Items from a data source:
========

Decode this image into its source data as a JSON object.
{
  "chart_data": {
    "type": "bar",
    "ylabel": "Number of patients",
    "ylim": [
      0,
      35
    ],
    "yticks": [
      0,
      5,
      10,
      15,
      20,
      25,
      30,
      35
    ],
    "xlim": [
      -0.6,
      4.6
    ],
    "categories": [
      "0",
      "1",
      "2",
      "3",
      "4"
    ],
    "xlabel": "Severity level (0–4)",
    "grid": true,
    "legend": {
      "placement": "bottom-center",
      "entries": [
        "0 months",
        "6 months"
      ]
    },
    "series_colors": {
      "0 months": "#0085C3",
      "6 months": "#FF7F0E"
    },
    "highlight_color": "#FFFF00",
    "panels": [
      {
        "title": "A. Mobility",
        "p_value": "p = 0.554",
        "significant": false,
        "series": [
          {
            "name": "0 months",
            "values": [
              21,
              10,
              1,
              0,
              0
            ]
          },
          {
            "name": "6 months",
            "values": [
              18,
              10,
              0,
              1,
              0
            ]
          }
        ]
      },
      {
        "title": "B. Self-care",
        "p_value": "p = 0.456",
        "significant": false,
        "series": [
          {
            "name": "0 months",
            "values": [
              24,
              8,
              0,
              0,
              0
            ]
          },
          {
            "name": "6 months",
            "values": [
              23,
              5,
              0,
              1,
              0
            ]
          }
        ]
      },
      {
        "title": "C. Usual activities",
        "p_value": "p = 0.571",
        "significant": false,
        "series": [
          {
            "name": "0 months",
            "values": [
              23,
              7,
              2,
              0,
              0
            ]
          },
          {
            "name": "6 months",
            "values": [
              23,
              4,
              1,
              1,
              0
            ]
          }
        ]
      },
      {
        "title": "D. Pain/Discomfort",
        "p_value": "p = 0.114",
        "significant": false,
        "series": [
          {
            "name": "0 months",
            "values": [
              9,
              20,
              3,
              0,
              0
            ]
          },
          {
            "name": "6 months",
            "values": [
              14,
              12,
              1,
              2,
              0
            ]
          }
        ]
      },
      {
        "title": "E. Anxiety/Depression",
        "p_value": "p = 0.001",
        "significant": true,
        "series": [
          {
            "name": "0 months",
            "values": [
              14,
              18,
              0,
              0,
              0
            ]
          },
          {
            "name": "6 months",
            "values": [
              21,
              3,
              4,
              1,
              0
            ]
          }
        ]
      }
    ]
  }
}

========

_What the task requires_
Your task is to repeat the data exactly; please include every line.

_Answer area_
Decode this image into its source data as a JSON object.
{
  "chart_data": {
    "type": "bar",
    "ylabel": "Number of patients",
    "ylim": [
      0,
      35
    ],
    "yticks": [
      0,
      5,
      10,
      15,
      20,
      25,
      30,
      35
    ],
    "xlim": [
      -0.6,
      4.6
    ],
    "categories": [
      "0",
      "1",
      "2",
      "3",
      "4"
    ],
    "xlabel": "Severity level (0–4)",
    "grid": true,
    "legend": {
      "placement": "bottom-center",
      "entries": [
        "0 months",
        "6 months"
      ]
    },
    "series_colors": {
      "0 months": "#0085C3",
      "6 months": "#FF7F0E"
    },
    "highlight_color": "#FFFF00",
    "panels": [
      {
        "title": "A. Mobility",
        "p_value": "p = 0.554",
        "significant": false,
        "series": [
          {
            "name": "0 months",
            "values": [
              21,
              10,
              1,
              0,
              0
            ]
          },
          {
            "name": "6 months",
            "values": [
              18,
              10,
              0,
              1,
              0
            ]
          }
        ]
      },
      {
        "title": "B. Self-care",
        "p_value": "p = 0.456",
        "significant": false,
        "series": [
          {
            "name": "0 months",
            "values": [
              24,
              8,
              0,
              0,
              0
            ]
          },
          {
            "name": "6 months",
            "values": [
              23,
              5,
              0,
              1,
              0
            ]
          }
        ]
      },
      {
        "title": "C. Usual activities",
        "p_value": "p = 0.571",
        "significant": false,
        "series": [
          {
            "name": "0 months",
            "values": [
              23,
              7,
              2,
              0,
              0
            ]
          },
          {
            "name": "6 months",
            "values": [
              23,
              4,
              1,
              1,
              0
            ]
          }
        ]
      },
      {
        "title": "D. Pain/Discomfort",
        "p_value": "p = 0.114",
        "significant": false,
        "series": [
          {
            "name": "0 months",
            "values": [
              9,
              20,
              3,
              0,
              0
            ]
          },
          {
            "name": "6 months",
            "values": [
              14,
              12,
              1,
              2,
              0
            ]
          }
        ]
      },
      {
        "title": "E. Anxiety/Depression",
        "p_value": "p = 0.001",
        "significant": true,
        "series": [
          {
            "name": "0 months",
            "values": [
              14,
              18,
              0,
              0,
              0
            ]
          },
          {
            "name": "6 months",
            "values": [
              21,
              3,
              4,
              1,
              0
            ]
          }
        ]
      }
    ]
  }
}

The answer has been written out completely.